§ **Written request**:
Write out all of the records precisely. Skip anything that is a picture.

§ **Given entries**:
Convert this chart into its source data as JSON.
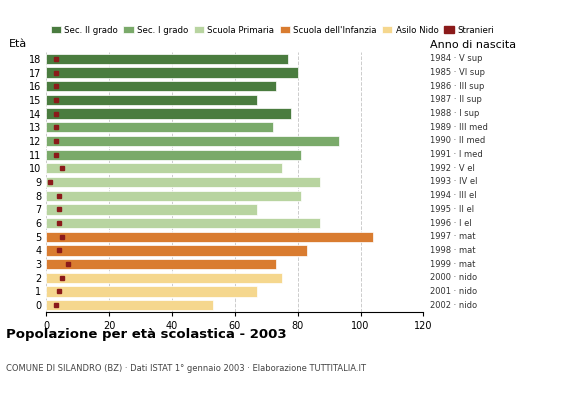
{
  "title": "Popolazione per età scolastica - 2003",
  "subtitle": "COMUNE DI SILANDRO (BZ) · Dati ISTAT 1° gennaio 2003 · Elaborazione TUTTITALIA.IT",
  "label_left": "Età",
  "label_right": "Anno di nascita",
  "xlim": [
    0,
    120
  ],
  "xticks": [
    0,
    20,
    40,
    60,
    80,
    100,
    120
  ],
  "ages": [
    18,
    17,
    16,
    15,
    14,
    13,
    12,
    11,
    10,
    9,
    8,
    7,
    6,
    5,
    4,
    3,
    2,
    1,
    0
  ],
  "years": [
    "1984 · V sup",
    "1985 · VI sup",
    "1986 · III sup",
    "1987 · II sup",
    "1988 · I sup",
    "1989 · III med",
    "1990 · II med",
    "1991 · I med",
    "1992 · V el",
    "1993 · IV el",
    "1994 · III el",
    "1995 · II el",
    "1996 · I el",
    "1997 · mat",
    "1998 · mat",
    "1999 · mat",
    "2000 · nido",
    "2001 · nido",
    "2002 · nido"
  ],
  "bar_values": [
    77,
    80,
    73,
    67,
    78,
    72,
    93,
    81,
    75,
    87,
    81,
    67,
    87,
    104,
    83,
    73,
    75,
    67,
    53
  ],
  "stranieri": [
    3,
    3,
    3,
    3,
    3,
    3,
    3,
    3,
    5,
    1,
    4,
    4,
    4,
    5,
    4,
    7,
    5,
    4,
    3
  ],
  "bar_colors": [
    "#4a7c3f",
    "#4a7c3f",
    "#4a7c3f",
    "#4a7c3f",
    "#4a7c3f",
    "#7aaa6a",
    "#7aaa6a",
    "#7aaa6a",
    "#b8d4a0",
    "#b8d4a0",
    "#b8d4a0",
    "#b8d4a0",
    "#b8d4a0",
    "#d97c30",
    "#d97c30",
    "#d97c30",
    "#f5d78e",
    "#f5d78e",
    "#f5d78e"
  ],
  "stranieri_color": "#8b1a1a",
  "legend_labels": [
    "Sec. II grado",
    "Sec. I grado",
    "Scuola Primaria",
    "Scuola dell'Infanzia",
    "Asilo Nido",
    "Stranieri"
  ],
  "legend_colors": [
    "#4a7c3f",
    "#7aaa6a",
    "#b8d4a0",
    "#d97c30",
    "#f5d78e",
    "#8b1a1a"
  ],
  "bg_color": "#ffffff",
  "grid_color": "#cccccc",
  "bar_height": 0.75
}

§ **Answer to this exercise**:
Convert this chart into its source data as JSON.
{
  "title": "Popolazione per età scolastica - 2003",
  "subtitle": "COMUNE DI SILANDRO (BZ) · Dati ISTAT 1° gennaio 2003 · Elaborazione TUTTITALIA.IT",
  "label_left": "Età",
  "label_right": "Anno di nascita",
  "xlim": [
    0,
    120
  ],
  "xticks": [
    0,
    20,
    40,
    60,
    80,
    100,
    120
  ],
  "ages": [
    18,
    17,
    16,
    15,
    14,
    13,
    12,
    11,
    10,
    9,
    8,
    7,
    6,
    5,
    4,
    3,
    2,
    1,
    0
  ],
  "years": [
    "1984 · V sup",
    "1985 · VI sup",
    "1986 · III sup",
    "1987 · II sup",
    "1988 · I sup",
    "1989 · III med",
    "1990 · II med",
    "1991 · I med",
    "1992 · V el",
    "1993 · IV el",
    "1994 · III el",
    "1995 · II el",
    "1996 · I el",
    "1997 · mat",
    "1998 · mat",
    "1999 · mat",
    "2000 · nido",
    "2001 · nido",
    "2002 · nido"
  ],
  "bar_values": [
    77,
    80,
    73,
    67,
    78,
    72,
    93,
    81,
    75,
    87,
    81,
    67,
    87,
    104,
    83,
    73,
    75,
    67,
    53
  ],
  "stranieri": [
    3,
    3,
    3,
    3,
    3,
    3,
    3,
    3,
    5,
    1,
    4,
    4,
    4,
    5,
    4,
    7,
    5,
    4,
    3
  ],
  "bar_colors": [
    "#4a7c3f",
    "#4a7c3f",
    "#4a7c3f",
    "#4a7c3f",
    "#4a7c3f",
    "#7aaa6a",
    "#7aaa6a",
    "#7aaa6a",
    "#b8d4a0",
    "#b8d4a0",
    "#b8d4a0",
    "#b8d4a0",
    "#b8d4a0",
    "#d97c30",
    "#d97c30",
    "#d97c30",
    "#f5d78e",
    "#f5d78e",
    "#f5d78e"
  ],
  "stranieri_color": "#8b1a1a",
  "legend_labels": [
    "Sec. II grado",
    "Sec. I grado",
    "Scuola Primaria",
    "Scuola dell'Infanzia",
    "Asilo Nido",
    "Stranieri"
  ],
  "legend_colors": [
    "#4a7c3f",
    "#7aaa6a",
    "#b8d4a0",
    "#d97c30",
    "#f5d78e",
    "#8b1a1a"
  ],
  "bg_color": "#ffffff",
  "grid_color": "#cccccc",
  "bar_height": 0.75
}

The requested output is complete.